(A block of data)
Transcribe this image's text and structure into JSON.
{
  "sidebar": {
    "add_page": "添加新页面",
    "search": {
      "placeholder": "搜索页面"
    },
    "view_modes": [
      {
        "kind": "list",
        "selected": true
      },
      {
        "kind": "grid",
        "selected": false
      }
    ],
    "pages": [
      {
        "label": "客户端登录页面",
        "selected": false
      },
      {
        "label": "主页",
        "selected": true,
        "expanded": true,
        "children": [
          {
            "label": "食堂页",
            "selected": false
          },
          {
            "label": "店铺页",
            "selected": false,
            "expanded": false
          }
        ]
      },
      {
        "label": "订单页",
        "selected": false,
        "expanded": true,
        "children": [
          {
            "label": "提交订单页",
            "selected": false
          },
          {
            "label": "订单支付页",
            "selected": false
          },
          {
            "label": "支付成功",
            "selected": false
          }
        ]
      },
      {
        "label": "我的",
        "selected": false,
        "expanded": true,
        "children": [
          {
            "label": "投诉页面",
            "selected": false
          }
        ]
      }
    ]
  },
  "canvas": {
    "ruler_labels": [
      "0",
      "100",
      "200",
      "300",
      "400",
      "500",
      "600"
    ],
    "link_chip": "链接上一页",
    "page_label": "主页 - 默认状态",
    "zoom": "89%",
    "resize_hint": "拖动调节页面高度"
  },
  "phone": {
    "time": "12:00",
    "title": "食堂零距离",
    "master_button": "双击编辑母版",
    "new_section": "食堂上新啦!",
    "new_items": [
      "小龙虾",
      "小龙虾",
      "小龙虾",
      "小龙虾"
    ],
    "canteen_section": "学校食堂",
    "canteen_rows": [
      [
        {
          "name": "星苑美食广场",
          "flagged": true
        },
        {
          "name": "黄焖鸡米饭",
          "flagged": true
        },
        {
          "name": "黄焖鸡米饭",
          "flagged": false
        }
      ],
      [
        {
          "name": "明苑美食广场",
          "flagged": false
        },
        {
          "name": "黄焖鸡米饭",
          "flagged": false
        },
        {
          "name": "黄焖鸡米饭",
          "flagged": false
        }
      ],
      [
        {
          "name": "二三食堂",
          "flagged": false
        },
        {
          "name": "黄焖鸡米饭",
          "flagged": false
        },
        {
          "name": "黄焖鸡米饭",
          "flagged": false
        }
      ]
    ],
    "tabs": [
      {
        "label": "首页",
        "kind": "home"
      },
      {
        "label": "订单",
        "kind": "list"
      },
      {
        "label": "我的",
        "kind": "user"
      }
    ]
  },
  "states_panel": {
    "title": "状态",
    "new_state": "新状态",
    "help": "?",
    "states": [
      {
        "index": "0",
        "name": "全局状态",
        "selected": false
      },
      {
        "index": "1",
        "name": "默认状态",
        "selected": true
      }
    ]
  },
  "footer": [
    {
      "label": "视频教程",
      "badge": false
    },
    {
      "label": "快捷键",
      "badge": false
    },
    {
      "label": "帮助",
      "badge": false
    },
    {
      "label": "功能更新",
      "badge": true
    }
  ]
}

**Written exercise**
Set all of the records down again, exactly as they stand.

**Result below**
Transcribe this image's text and structure into JSON.
{
  "sidebar": {
    "add_page": "添加新页面",
    "search": {
      "placeholder": "搜索页面"
    },
    "view_modes": [
      {
        "kind": "list",
        "selected": true
      },
      {
        "kind": "grid",
        "selected": false
      }
    ],
    "pages": [
      {
        "label": "客户端登录页面",
        "selected": false
      },
      {
        "label": "主页",
        "selected": true,
        "expanded": true,
        "children": [
          {
            "label": "食堂页",
            "selected": false
          },
          {
            "label": "店铺页",
            "selected": false,
            "expanded": false
          }
        ]
      },
      {
        "label": "订单页",
        "selected": false,
        "expanded": true,
        "children": [
          {
            "label": "提交订单页",
            "selected": false
          },
          {
            "label": "订单支付页",
            "selected": false
          },
          {
            "label": "支付成功",
            "selected": false
          }
        ]
      },
      {
        "label": "我的",
        "selected": false,
        "expanded": true,
        "children": [
          {
            "label": "投诉页面",
            "selected": false
          }
        ]
      }
    ]
  },
  "canvas": {
    "ruler_labels": [
      "0",
      "100",
      "200",
      "300",
      "400",
      "500",
      "600"
    ],
    "link_chip": "链接上一页",
    "page_label": "主页 - 默认状态",
    "zoom": "89%",
    "resize_hint": "拖动调节页面高度"
  },
  "phone": {
    "time": "12:00",
    "title": "食堂零距离",
    "master_button": "双击编辑母版",
    "new_section": "食堂上新啦!",
    "new_items": [
      "小龙虾",
      "小龙虾",
      "小龙虾",
      "小龙虾"
    ],
    "canteen_section": "学校食堂",
    "canteen_rows": [
      [
        {
          "name": "星苑美食广场",
          "flagged": true
        },
        {
          "name": "黄焖鸡米饭",
          "flagged": true
        },
        {
          "name": "黄焖鸡米饭",
          "flagged": false
        }
      ],
      [
        {
          "name": "明苑美食广场",
          "flagged": false
        },
        {
          "name": "黄焖鸡米饭",
          "flagged": false
        },
        {
          "name": "黄焖鸡米饭",
          "flagged": false
        }
      ],
      [
        {
          "name": "二三食堂",
          "flagged": false
        },
        {
          "name": "黄焖鸡米饭",
          "flagged": false
        },
        {
          "name": "黄焖鸡米饭",
          "flagged": false
        }
      ]
    ],
    "tabs": [
      {
        "label": "首页",
        "kind": "home"
      },
      {
        "label": "订单",
        "kind": "list"
      },
      {
        "label": "我的",
        "kind": "user"
      }
    ]
  },
  "states_panel": {
    "title": "状态",
    "new_state": "新状态",
    "help": "?",
    "states": [
      {
        "index": "0",
        "name": "全局状态",
        "selected": false
      },
      {
        "index": "1",
        "name": "默认状态",
        "selected": true
      }
    ]
  },
  "footer": [
    {
      "label": "视频教程",
      "badge": false
    },
    {
      "label": "快捷键",
      "badge": false
    },
    {
      "label": "帮助",
      "badge": false
    },
    {
      "label": "功能更新",
      "badge": true
    }
  ]
}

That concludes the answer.